Some lines in the listing below may include the string "パッケージマネージャ". How many are there? Give only the number.

◆ Supplied material
───

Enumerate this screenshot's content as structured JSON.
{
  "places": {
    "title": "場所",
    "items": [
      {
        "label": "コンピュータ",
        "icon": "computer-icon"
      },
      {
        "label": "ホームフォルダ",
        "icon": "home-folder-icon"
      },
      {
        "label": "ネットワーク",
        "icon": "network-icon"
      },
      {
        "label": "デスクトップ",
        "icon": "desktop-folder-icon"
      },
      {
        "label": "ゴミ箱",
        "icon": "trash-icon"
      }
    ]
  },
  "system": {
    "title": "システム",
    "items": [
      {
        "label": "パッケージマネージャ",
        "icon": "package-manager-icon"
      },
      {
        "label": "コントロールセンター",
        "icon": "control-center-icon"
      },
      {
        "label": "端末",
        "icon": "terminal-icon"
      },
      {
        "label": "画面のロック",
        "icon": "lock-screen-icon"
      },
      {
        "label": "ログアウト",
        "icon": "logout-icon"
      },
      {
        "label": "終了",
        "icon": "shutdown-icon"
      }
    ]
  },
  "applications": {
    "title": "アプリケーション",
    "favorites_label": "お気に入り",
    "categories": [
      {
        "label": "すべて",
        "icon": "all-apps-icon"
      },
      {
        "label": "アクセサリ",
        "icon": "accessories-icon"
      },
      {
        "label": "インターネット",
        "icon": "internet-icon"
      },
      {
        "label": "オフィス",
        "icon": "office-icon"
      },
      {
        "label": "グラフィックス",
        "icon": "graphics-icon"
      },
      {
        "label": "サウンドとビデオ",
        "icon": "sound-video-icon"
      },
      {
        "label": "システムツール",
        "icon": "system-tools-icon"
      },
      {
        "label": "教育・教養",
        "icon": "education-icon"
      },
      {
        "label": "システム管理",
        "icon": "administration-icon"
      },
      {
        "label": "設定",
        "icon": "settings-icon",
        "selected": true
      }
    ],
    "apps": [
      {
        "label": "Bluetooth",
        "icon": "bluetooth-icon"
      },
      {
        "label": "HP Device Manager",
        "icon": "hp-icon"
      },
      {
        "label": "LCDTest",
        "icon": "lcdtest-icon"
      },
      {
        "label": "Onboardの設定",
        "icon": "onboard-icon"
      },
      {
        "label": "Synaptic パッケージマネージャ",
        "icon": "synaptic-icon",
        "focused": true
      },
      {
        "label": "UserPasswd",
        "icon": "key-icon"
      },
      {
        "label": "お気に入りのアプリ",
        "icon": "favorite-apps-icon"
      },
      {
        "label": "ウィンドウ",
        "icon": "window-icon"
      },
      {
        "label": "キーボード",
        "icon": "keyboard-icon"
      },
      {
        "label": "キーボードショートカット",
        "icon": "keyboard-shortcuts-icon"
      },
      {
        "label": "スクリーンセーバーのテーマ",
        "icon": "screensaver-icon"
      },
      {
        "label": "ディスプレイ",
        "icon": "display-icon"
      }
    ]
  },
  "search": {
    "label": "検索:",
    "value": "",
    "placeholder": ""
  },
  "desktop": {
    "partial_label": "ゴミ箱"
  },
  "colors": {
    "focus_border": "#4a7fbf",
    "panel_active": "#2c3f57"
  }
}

───

◆ Full output
2